#### Record set ####

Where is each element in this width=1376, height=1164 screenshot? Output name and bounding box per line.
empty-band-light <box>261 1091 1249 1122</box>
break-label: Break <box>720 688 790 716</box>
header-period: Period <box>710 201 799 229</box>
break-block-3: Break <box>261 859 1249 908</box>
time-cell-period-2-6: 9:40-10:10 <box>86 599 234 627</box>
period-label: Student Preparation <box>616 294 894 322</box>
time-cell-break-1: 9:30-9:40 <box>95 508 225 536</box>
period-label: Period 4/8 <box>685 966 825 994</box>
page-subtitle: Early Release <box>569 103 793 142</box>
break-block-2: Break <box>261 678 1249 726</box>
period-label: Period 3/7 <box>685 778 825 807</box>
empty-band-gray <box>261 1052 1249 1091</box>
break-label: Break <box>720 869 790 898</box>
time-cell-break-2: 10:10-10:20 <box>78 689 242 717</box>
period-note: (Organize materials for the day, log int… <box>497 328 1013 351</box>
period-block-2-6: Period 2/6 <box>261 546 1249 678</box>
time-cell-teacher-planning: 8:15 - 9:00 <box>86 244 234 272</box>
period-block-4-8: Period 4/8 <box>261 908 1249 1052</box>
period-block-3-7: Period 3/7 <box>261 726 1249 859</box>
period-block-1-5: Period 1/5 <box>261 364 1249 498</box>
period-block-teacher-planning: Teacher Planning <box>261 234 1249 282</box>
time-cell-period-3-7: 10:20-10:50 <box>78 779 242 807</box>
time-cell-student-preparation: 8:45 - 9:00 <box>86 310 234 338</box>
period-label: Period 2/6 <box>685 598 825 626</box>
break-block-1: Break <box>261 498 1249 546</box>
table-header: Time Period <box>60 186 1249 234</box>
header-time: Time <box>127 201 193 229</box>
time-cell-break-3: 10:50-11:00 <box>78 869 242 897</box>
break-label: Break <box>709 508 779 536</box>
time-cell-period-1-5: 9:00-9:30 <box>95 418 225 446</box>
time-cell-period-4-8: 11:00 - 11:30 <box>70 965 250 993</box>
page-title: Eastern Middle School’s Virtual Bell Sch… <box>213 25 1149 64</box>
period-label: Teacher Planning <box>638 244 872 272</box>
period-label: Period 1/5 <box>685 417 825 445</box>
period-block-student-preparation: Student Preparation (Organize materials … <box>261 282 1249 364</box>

####

▶ _Task instructions_: Write out all of the lines above again, word for word and in the same order.

▶ _Task answer_:
Where is each element in this width=1376, height=1164 screenshot? Output name and bounding box per line.
empty-band-light <box>261 1091 1249 1122</box>
break-label: Break <box>720 688 790 716</box>
header-period: Period <box>710 201 799 229</box>
break-block-3: Break <box>261 859 1249 908</box>
time-cell-period-2-6: 9:40-10:10 <box>86 599 234 627</box>
period-label: Student Preparation <box>616 294 894 322</box>
time-cell-break-1: 9:30-9:40 <box>95 508 225 536</box>
period-label: Period 4/8 <box>685 966 825 994</box>
page-subtitle: Early Release <box>569 103 793 142</box>
break-block-2: Break <box>261 678 1249 726</box>
period-label: Period 3/7 <box>685 778 825 807</box>
empty-band-gray <box>261 1052 1249 1091</box>
break-label: Break <box>720 869 790 898</box>
time-cell-break-2: 10:10-10:20 <box>78 689 242 717</box>
period-note: (Organize materials for the day, log int… <box>497 328 1013 351</box>
period-block-2-6: Period 2/6 <box>261 546 1249 678</box>
time-cell-teacher-planning: 8:15 - 9:00 <box>86 244 234 272</box>
period-block-4-8: Period 4/8 <box>261 908 1249 1052</box>
period-block-3-7: Period 3/7 <box>261 726 1249 859</box>
period-block-1-5: Period 1/5 <box>261 364 1249 498</box>
period-block-teacher-planning: Teacher Planning <box>261 234 1249 282</box>
time-cell-period-3-7: 10:20-10:50 <box>78 779 242 807</box>
time-cell-student-preparation: 8:45 - 9:00 <box>86 310 234 338</box>
period-label: Period 2/6 <box>685 598 825 626</box>
break-block-1: Break <box>261 498 1249 546</box>
table-header: Time Period <box>60 186 1249 234</box>
header-time: Time <box>127 201 193 229</box>
time-cell-break-3: 10:50-11:00 <box>78 869 242 897</box>
break-label: Break <box>709 508 779 536</box>
time-cell-period-1-5: 9:00-9:30 <box>95 418 225 446</box>
time-cell-period-4-8: 11:00 - 11:30 <box>70 965 250 993</box>
page-title: Eastern Middle School’s Virtual Bell Sch… <box>213 25 1149 64</box>
period-label: Teacher Planning <box>638 244 872 272</box>
period-label: Period 1/5 <box>685 417 825 445</box>
period-block-student-preparation: Student Preparation (Organize materials … <box>261 282 1249 364</box>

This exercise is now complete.